__Excerpt to read__.
=== Section Start ===
Stacking discounts: why 20% + 10% is not 30%
Stores sometimes offer stacked discounts like “take 20% off, then an extra 10% off.” This is not the same as 30% off, and the reason is that the second discount applies to the already-reduced price, not the original.
Start with a $100 item. Take 20% off first: $100 x 0.80 = $80. Then take 10% off the $80: $80 x 0.90 = $72. The final price is $72, not $70. The general formula for stacked discounts is:
\[\text{Final Price} = \text{Original} \times (1 - d_1) \times (1 - d_2)\]The combined effective discount is 28%, not 30%. This difference gets larger with bigger discounts.
Consider a more extreme example: 50% off plus an additional 50% off. Many shoppers would expect to get the item for free. The actual math is $100 x 0.50 x 0.50 = $25. The effective discount is 75%, not 100%. Each successive discount operates on a smaller base, so the total discount is always less than the sum of the individual percentages.
The order of stacking does not matter mathematically. A 20% discount followed by 10% gives the same final price as 10% followed by 20%, because multiplication is commutative. $100 x 0.80 x 0.90 = $100 x 0.90 x 0.80 = $72 either way.
Finding the original price from a sale price
If a shirt is marked “$45 after 25% off,” the original price was $45 / (1 - 0.25) = $45 / 0.75 = $60. A common mistake is to add 25% of the sale price back: $45 + $11.25 = $56.25. That is wrong because 25% of $45 is not the same as 25% of the original $60. The percentage calculator can reverse-calculate this, or you can use the formula:
\[\text{Original Price} = \frac{\text{Sale Price}}{1 - \frac{\text{Discount\%}}{100}}\]This error is worth understanding more closely. When you see “$45 after 25% off,” the $45 represents 75% of the original. Adding 25% of $45 back gives you 25% of 75% of the original, which is only 18.75% of the original. You end up short every time. The correct method is always to divide by the complement of the discount.
Another example: a pair of shoes is $68 after a 15% discount. The original price is $68 / 0.85 = $80. Check: 15% of $80 is $12, and $80 - $12 = $68. The numbers confirm the answer.
Mental math shortcuts for common discounts
You do not need a calculator for most common discounts. The approach is the same 10%-anchor method used in all percentage calculations. Here are the shortcuts for an $85 item:
| Discount | Mental math method | Discount amount | Sale price |
|---|---|---|---|
| 10% off | Move decimal left | $8.50 | $76.50 |
| 15% off | 10% + 5% | $12.75 | $72.25 |
| 20% off | Double the 10% | $17.00 | $68.00 |
| 25% off | Divide price by 4 | $21.25 | $63.75 |
| 33% off | Divide price by 3 | $28.33 | $56.67 |
| 50% off | Divide price by 2 | $42.50 | $42.50 |
| 75% off | Pay 25% (divide by 4) | $63.75 | $21.25 |
For prices that are not round numbers, approximate first and adjust. If a $47.99 item is 20% off, treat it as $48. 10% of $48 is $4.80, so 20% is $9.60. The sale price is approximately $38.39, which is close enough for deciding whether to buy it. You can always confirm the exact number with the discount calculator before checkout.
=== Section End ===
__Available data__.
=== Section Start ===
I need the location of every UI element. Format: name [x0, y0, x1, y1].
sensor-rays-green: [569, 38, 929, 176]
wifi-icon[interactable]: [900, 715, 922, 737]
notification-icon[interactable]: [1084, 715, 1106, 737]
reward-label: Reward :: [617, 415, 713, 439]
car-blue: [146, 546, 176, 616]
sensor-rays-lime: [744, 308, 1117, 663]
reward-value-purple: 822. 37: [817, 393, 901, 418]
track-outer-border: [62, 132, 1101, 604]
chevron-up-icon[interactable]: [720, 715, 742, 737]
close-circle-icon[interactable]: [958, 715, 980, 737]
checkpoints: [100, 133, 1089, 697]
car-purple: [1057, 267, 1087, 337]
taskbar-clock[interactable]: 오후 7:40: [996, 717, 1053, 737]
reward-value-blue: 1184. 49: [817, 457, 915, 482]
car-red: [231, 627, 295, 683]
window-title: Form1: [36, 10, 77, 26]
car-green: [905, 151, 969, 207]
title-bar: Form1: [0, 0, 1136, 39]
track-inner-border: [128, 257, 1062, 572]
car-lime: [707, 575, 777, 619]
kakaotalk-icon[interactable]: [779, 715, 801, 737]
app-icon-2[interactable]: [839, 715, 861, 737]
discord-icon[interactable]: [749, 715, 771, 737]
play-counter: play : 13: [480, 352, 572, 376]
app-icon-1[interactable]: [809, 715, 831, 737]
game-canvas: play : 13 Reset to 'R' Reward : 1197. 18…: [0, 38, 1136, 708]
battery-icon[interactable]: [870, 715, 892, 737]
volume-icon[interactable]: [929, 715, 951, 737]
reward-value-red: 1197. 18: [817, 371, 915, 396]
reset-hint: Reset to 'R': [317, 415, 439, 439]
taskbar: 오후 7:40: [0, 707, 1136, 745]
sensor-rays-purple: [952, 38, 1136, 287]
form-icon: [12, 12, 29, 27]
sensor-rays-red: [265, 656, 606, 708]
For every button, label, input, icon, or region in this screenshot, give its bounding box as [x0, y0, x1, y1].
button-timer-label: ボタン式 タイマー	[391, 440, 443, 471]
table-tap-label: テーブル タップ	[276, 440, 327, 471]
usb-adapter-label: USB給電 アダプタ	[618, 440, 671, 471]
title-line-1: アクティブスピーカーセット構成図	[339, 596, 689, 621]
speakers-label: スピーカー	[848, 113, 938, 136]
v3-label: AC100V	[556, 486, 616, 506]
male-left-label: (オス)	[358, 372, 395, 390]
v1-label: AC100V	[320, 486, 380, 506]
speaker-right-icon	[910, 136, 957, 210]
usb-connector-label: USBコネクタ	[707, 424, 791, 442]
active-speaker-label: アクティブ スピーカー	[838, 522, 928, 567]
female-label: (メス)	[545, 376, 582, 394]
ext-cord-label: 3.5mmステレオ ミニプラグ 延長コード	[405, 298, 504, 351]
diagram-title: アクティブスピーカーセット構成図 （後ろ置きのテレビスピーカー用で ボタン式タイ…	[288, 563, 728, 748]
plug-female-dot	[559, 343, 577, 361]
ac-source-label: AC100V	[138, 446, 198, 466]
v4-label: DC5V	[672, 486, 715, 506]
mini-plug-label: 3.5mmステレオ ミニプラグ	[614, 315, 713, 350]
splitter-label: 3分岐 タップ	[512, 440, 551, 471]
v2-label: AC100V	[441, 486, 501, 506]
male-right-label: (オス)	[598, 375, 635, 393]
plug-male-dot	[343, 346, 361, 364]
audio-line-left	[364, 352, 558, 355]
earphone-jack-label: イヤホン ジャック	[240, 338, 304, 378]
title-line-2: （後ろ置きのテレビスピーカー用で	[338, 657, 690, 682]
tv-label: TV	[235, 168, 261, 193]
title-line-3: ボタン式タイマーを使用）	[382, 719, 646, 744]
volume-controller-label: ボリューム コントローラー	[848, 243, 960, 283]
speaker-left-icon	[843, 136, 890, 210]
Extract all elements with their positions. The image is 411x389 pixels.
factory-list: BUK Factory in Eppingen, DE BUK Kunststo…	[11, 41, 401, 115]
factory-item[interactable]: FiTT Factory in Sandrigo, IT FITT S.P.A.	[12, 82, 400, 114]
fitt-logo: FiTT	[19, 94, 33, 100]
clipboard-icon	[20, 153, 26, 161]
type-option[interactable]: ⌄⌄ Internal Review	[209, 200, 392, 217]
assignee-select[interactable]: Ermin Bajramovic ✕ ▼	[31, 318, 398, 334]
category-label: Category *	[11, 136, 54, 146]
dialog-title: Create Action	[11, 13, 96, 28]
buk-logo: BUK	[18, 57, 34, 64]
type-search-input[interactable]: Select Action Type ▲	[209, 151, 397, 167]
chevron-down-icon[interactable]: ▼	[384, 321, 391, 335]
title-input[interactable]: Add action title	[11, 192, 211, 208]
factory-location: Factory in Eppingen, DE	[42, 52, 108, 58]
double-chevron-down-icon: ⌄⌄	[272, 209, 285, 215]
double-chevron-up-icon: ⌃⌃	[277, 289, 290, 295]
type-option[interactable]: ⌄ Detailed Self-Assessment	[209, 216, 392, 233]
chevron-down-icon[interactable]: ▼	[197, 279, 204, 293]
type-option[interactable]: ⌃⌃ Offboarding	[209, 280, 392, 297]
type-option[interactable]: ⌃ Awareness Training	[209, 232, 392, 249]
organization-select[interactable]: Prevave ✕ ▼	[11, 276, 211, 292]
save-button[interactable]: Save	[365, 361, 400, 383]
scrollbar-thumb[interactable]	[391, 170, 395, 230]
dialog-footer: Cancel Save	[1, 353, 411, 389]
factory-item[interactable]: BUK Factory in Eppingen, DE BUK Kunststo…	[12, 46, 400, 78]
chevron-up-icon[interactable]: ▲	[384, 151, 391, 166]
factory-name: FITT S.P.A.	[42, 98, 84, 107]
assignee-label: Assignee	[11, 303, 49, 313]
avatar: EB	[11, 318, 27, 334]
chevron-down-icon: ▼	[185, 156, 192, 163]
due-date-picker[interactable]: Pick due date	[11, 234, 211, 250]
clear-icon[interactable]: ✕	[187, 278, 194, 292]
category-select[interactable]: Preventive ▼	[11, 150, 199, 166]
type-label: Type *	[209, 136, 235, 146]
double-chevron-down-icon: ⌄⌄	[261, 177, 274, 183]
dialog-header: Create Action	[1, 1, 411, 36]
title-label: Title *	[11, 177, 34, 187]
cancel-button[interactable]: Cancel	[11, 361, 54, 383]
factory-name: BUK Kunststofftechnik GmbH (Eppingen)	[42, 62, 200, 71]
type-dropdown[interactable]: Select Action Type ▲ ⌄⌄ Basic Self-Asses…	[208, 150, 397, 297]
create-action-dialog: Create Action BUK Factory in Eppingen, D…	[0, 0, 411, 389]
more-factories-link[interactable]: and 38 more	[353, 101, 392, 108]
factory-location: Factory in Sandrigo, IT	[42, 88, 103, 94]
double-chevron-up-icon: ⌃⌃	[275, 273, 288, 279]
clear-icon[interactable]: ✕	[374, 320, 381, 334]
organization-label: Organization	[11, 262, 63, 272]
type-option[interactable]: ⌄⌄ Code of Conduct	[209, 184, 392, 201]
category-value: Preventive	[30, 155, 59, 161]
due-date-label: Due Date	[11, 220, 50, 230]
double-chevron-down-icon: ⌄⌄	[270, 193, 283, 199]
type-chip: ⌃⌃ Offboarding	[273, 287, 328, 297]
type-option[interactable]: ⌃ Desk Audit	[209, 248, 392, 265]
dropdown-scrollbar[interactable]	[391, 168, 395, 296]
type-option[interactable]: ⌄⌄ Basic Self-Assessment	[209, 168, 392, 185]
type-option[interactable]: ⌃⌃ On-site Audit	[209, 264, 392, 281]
=== Section End ===
__About this exercise__.
Answer these questions using the excerpt on stacking discounts above.
(a) What final price does the excerpt give for a $100 item after 20% off and then an extra 10% off?
(b) What was the original price of the shoes that cost $68 after a 15% discount?
(c) Which mental math method does the table give for 25% off?

__Problem solution__.
(a) $72
(b) $80
(c) Divide the price by 4.